Prompt: Below are the records. List every line holding the word "this".

Exercise inputs:
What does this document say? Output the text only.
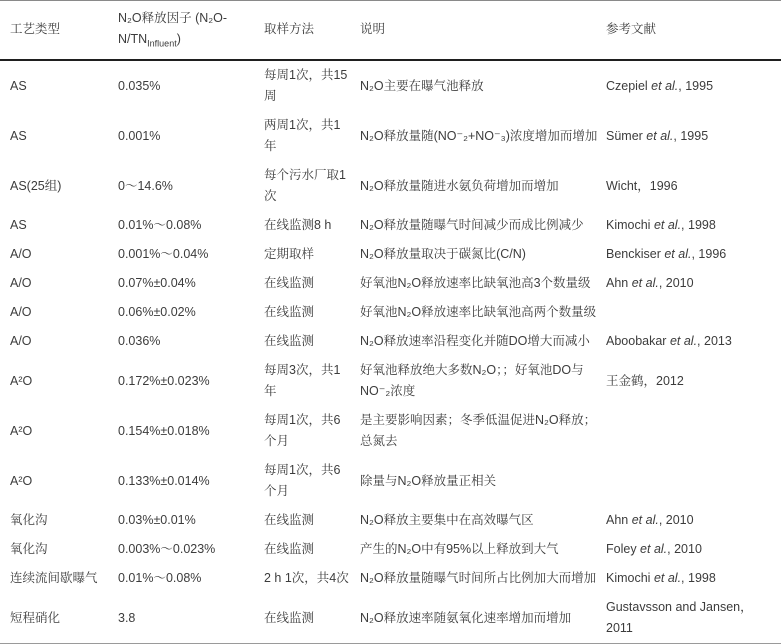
工艺类型	N₂O释放因子 $(N_2O-N/TN_{Influent})$	取样方法	说明	参考文献
AS	0.035%	每周1次，共15周	N₂O主要在曝气池释放	Czepiel et al., 1995
AS	0.001%	两周1次，共1年	N₂O释放量随(NO⁻₂+NO⁻₃)浓度增加而增加	Sümer et al., 1995
AS(25组)	0～14.6%	每个污水厂取1次	N₂O释放量随进水氨负荷增加而增加	Wicht，1996
AS	0.01%～0.08%	在线监测8 h	N₂O释放量随曝气时间减少而成比例减少	Kimochi et al., 1998
A/O	0.001%～0.04%	定期取样	N₂O释放量取决于碳氮比(C/N)	Benckiser et al., 1996
A/O	0.07%±0.04%	在线监测	好氧池N₂O释放速率比缺氧池高3个数量级	Ahn et al., 2010
A/O	0.06%±0.02%	在线监测	好氧池N₂O释放速率比缺氧池高两个数量级	
A/O	0.036%	在线监测	N₂O释放速率沿程变化并随DO增大而减小	Aboobakar et al., 2013
A²O	0.172%±0.023%	每周3次，共1年	好氧池释放绝大多数N₂O；；好氧池DO与NO⁻₂浓度	王金鹤，2012
A²O	0.154%±0.018%	每周1次，共6个月	是主要影响因素；冬季低温促进N₂O释放；总氮去	
A²O	0.133%±0.014%	每周1次，共6个月	除量与N₂O释放量正相关	
氧化沟	0.03%±0.01%	在线监测	N₂O释放主要集中在高效曝气区	Ahn et al., 2010
氧化沟	0.003%～0.023%	在线监测	产生的N₂O中有95%以上释放到大气	Foley et al., 2010
连续流间歇曝气	0.01%～0.08%	2 h 1次，共4次	N₂O释放量随曝气时间所占比例加大而增加	Kimochi et al., 1998
短程硝化	3.8	在线监测	N₂O释放速率随氨氧化速率增加而增加	Gustavsson and Jansen，2011
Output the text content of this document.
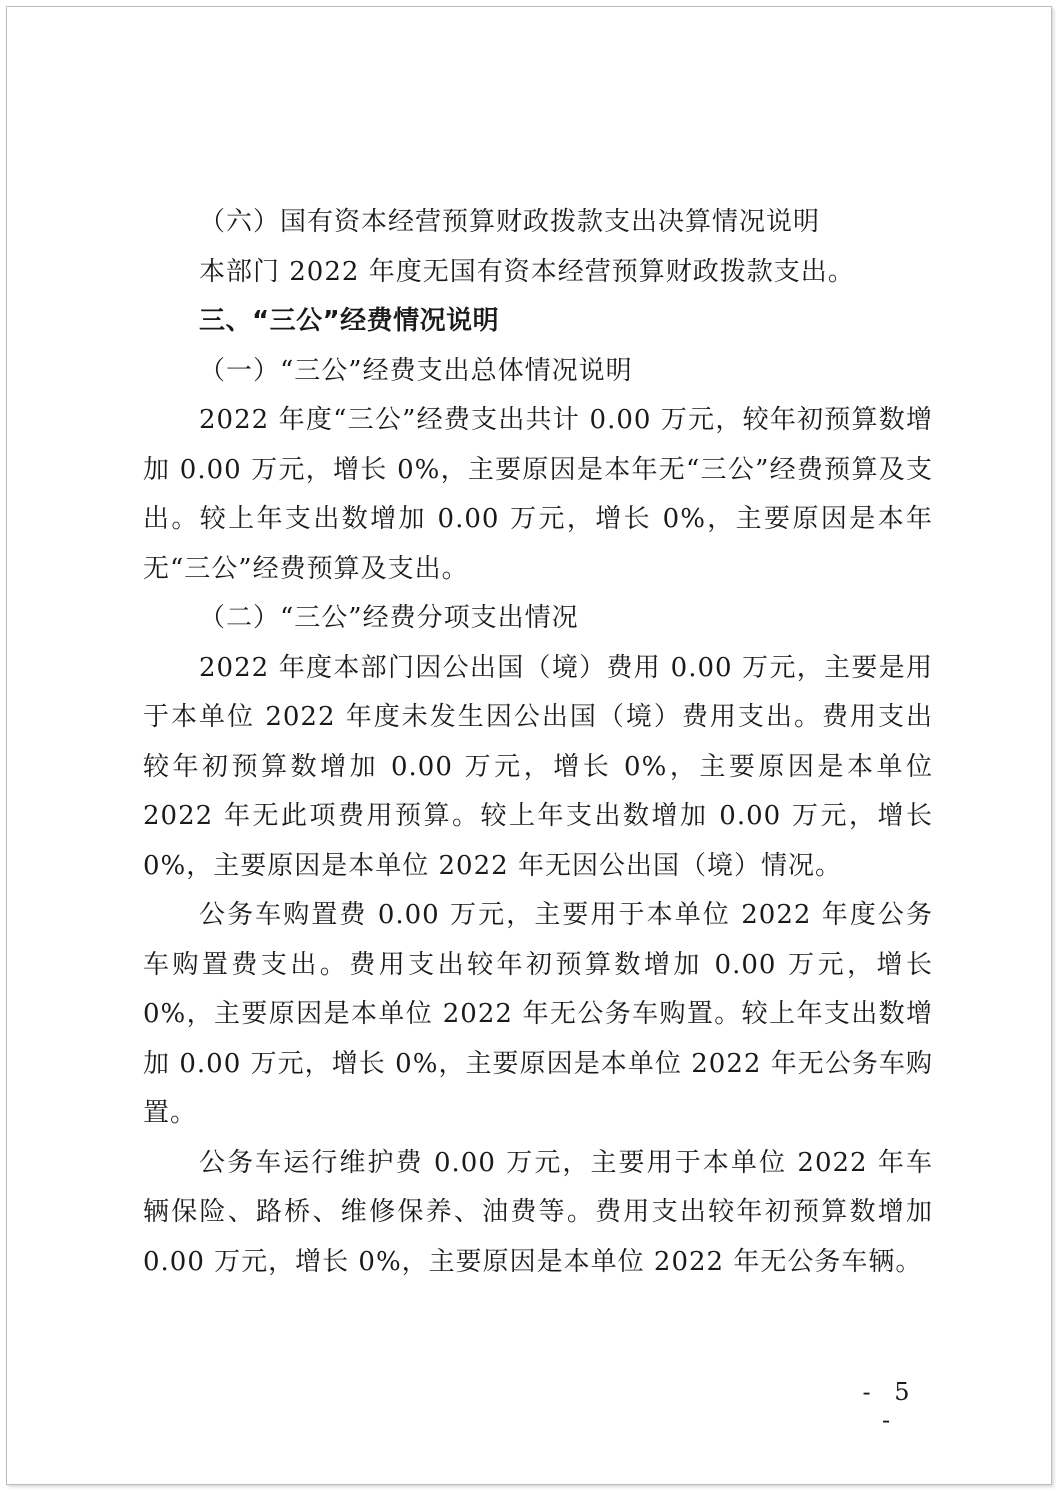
（六）国有资本经营预算财政拨款支出决算情况说明

本部门 2022 年度无国有资本经营预算财政拨款支出。

三、“三公”经费情况说明

（一）“三公”经费支出总体情况说明

2022 年度“三公”经费支出共计 0.00 万元，较年初预算数增加 0.00 万元，增长 0%，主要原因是本年无“三公”经费预算及支出。较上年支出数增加 0.00 万元，增长 0%，主要原因是本年无“三公”经费预算及支出。

（二）“三公”经费分项支出情况

2022 年度本部门因公出国（境）费用 0.00 万元，主要是用于本单位 2022 年度未发生因公出国（境）费用支出。费用支出较年初预算数增加 0.00 万元，增长 0%，主要原因是本单位 2022 年无此项费用预算。较上年支出数增加 0.00 万元，增长 0%，主要原因是本单位 2022 年无因公出国（境）情况。

公务车购置费 0.00 万元，主要用于本单位 2022 年度公务车购置费支出。费用支出较年初预算数增加 0.00 万元，增长 0%，主要原因是本单位 2022 年无公务车购置。较上年支出数增加 0.00 万元，增长 0%，主要原因是本单位 2022 年无公务车购置。

公务车运行维护费 0.00 万元，主要用于本单位 2022 年车辆保险、路桥、维修保养、油费等。费用支出较年初预算数增加 0.00 万元，增长 0%，主要原因是本单位 2022 年无公务车辆。

- 5 -
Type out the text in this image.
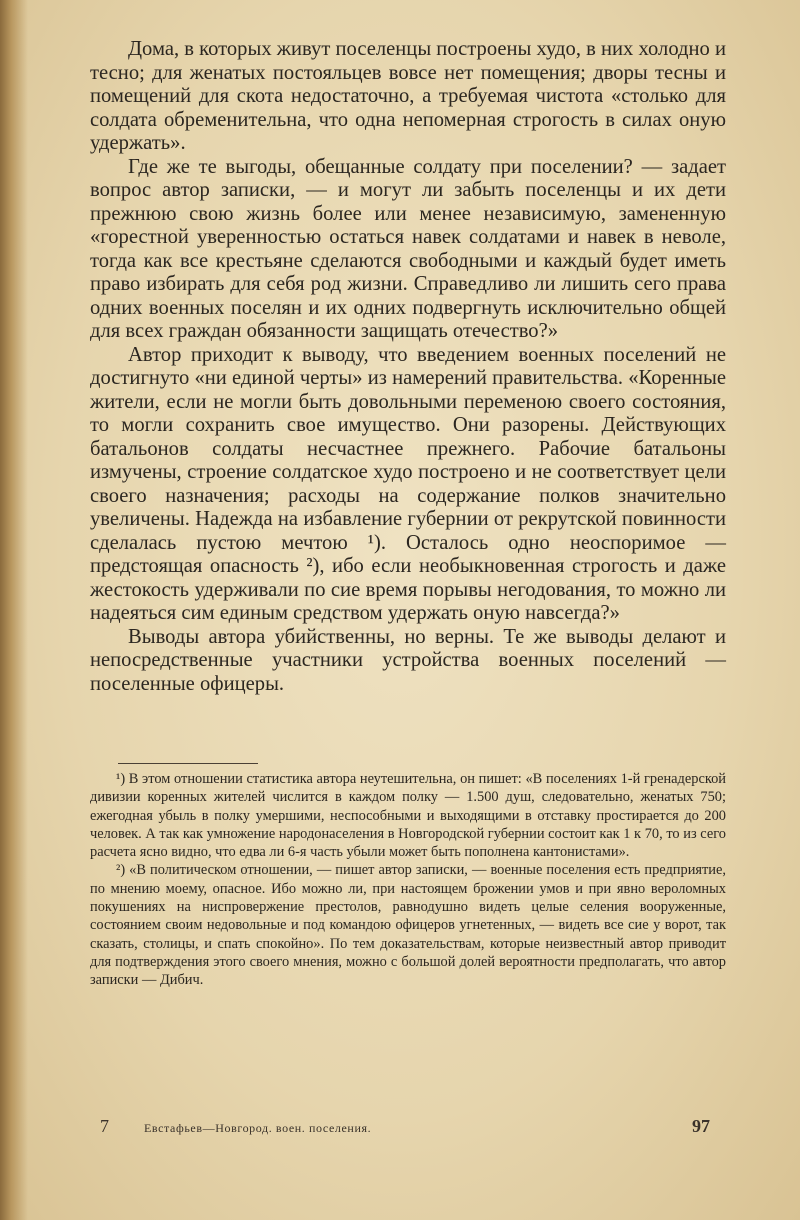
Дома, в которых живут поселенцы построены худо, в них холодно и тесно; для женатых постояльцев вовсе нет помещения; дворы тесны и помещений для скота недостаточно, а требуемая чистота «столько для солдата обременительна, что одна непомерная строгость в силах оную удержать».

Где же те выгоды, обещанные солдату при поселении? — задает вопрос автор записки, — и могут ли забыть поселенцы и их дети прежнюю свою жизнь более или менее независимую, замененную «горестной уверенностью остаться навек солдатами и навек в неволе, тогда как все крестьяне сделаются свободными и каждый будет иметь право избирать для себя род жизни. Справедливо ли лишить сего права одних военных поселян и их одних подвергнуть исключительно общей для всех граждан обязанности защищать отечество?»

Автор приходит к выводу, что введением военных поселений не достигнуто «ни единой черты» из намерений правительства. «Коренные жители, если не могли быть довольными переменою своего состояния, то могли сохранить свое имущество. Они разорены. Действующих батальонов солдаты несчастнее прежнего. Рабочие батальоны измучены, строение солдатское худо построено и не соответствует цели своего назначения; расходы на содержание полков значительно увеличены. Надежда на избавление губернии от рекрутской повинности сделалась пустою мечтою ¹). Осталось одно неоспоримое — предстоящая опасность ²), ибо если необыкновенная строгость и даже жестокость удерживали по сие время порывы негодования, то можно ли надеяться сим единым средством удержать оную навсегда?»

Выводы автора убийственны, но верны. Те же выводы делают и непосредственные участники устройства военных поселений — поселенные офицеры.

¹) В этом отношении статистика автора неутешительна, он пишет: «В поселениях 1-й гренадерской дивизии коренных жителей числится в каждом полку — 1.500 душ, следовательно, женатых 750; ежегодная убыль в полку умершими, неспособными и выходящими в отставку простирается до 200 человек. А так как умножение народонаселения в Новгородской губернии состоит как 1 к 70, то из сего расчета ясно видно, что едва ли 6-я часть убыли может быть пополнена кантонистами».

²) «В политическом отношении, — пишет автор записки, — военные поселения есть предприятие, по мнению моему, опасное. Ибо можно ли, при настоящем брожении умов и при явно вероломных покушениях на ниспровержение престолов, равнодушно видеть целые селения вооруженные, состоянием своим недовольные и под командою офицеров угнетенных, — видеть все сие у ворот, так сказать, столицы, и спать спокойно». По тем доказательствам, которые неизвестный автор приводит для подтверждения этого своего мнения, можно с большой долей вероятности предполагать, что автор записки — Дибич.

7	Евстафьев—Новгород. воен. поселения.	97
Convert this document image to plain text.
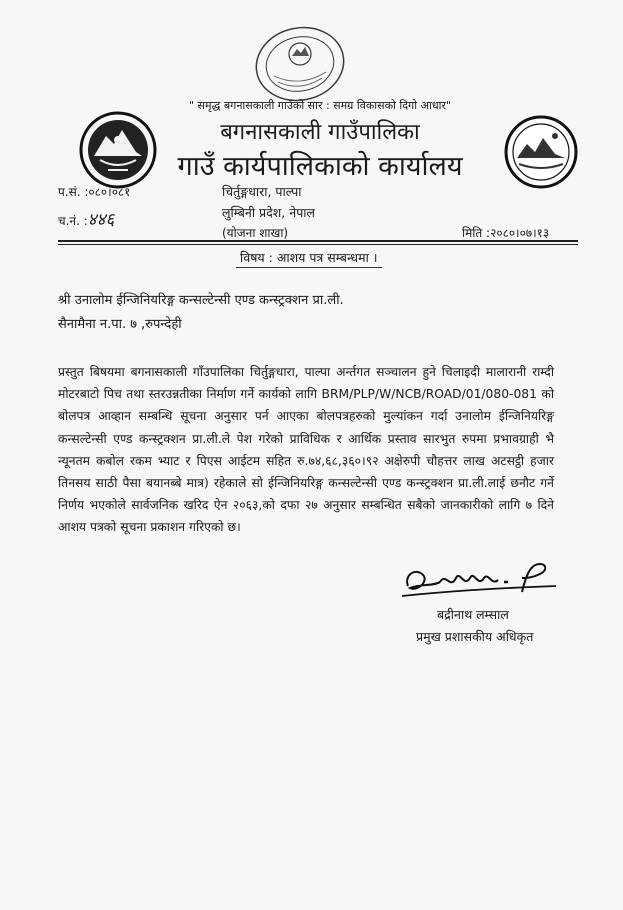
" समृद्ध बगनासकाली गाउँको सार : समग्र विकासको दिगो आधार"
बगनासकाली गाउँपालिका
गाउँ कार्यपालिकाको कार्यालय
प.सं. :०८०।०८१
च.नं. :४४६
चिर्तुङ्गधारा, पाल्पा
लुम्बिनी प्रदेश, नेपाल
(योजना शाखा)	मिति :२०८०।०७।१३
विषय : आशय पत्र सम्बन्धमा ।
श्री उनालोम ईन्जिनियरिङ्ग कन्सल्टेन्सी एण्ड कन्स्ट्रक्शन प्रा.ली.
सैनामैना न.पा. ७ ,रुपन्देही
प्रस्तुत बिषयमा बगनासकाली गाँउपालिका चिर्तुङ्गधारा, पाल्पा अर्न्तगत सञ्चालन हुने चिलाइदी मालारानी राम्दी मोटरबाटो पिच तथा स्तरउन्नतीका निर्माण गर्ने कार्यको लागि BRM/PLP/W/NCB/ROAD/01/080-081 को बोलपत्र आव्हान सम्बन्धि सूचना अनुसार पर्न आएका बोलपत्रहरुको मुल्यांकन गर्दा उनालोम ईन्जिनियरिङ्ग कन्सल्टेन्सी एण्ड कन्स्ट्रक्शन प्रा.ली.ले पेश गरेको प्राविधिक र आर्थिक प्रस्ताव सारभुत रुपमा प्रभावग्राही भै न्यूनतम कबोल रकम भ्याट र पिएस आईटम सहित रु.७४,६८,३६०।९२ अक्षेरुपी चौहत्तर लाख अटसट्ठी हजार तिनसय साठी पैसा बयानब्बे मात्र) रहेकाले सो ईन्जिनियरिङ्ग कन्सल्टेन्सी एण्ड कन्स्ट्रक्शन प्रा.ली.लाई छनौट गर्ने निर्णय भएकोले सार्वजनिक खरिद ऐन २०६३,को दफा २७ अनुसार सम्बन्धित सबैको जानकारीको लागि ७ दिने आशय पत्रको सूचना प्रकाशन गरिएको छ।
बद्रीनाथ लम्साल
प्रमुख प्रशासकीय अधिकृत
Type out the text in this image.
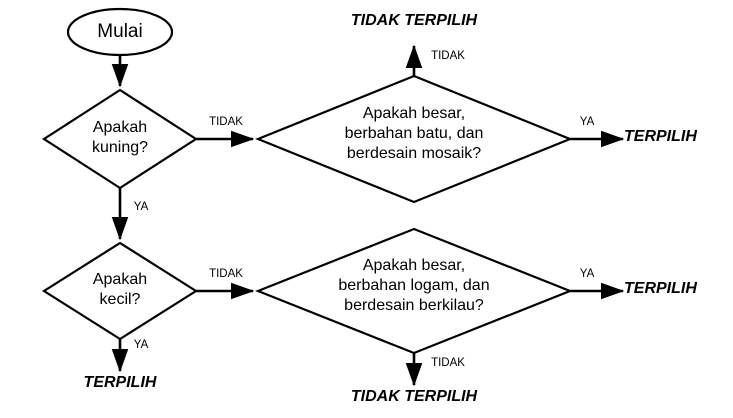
Mulai
Apakah
kuning?
Apakah besar,
berbahan batu, dan
berdesain mosaik?
Apakah
kecil?
Apakah besar,
berbahan logam, dan
berdesain berkilau?
TIDAK
YA
TIDAK
YA
TIDAK
YA
YA
TIDAK
TIDAK TERPILIH
TERPILIH
TERPILIH
TERPILIH
TIDAK TERPILIH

Solved problem:
What does this document say? Output the text only.
Output the text content of this document.
Type out the text in this image.
Convert this document image to plain text.
Type out the text in this image.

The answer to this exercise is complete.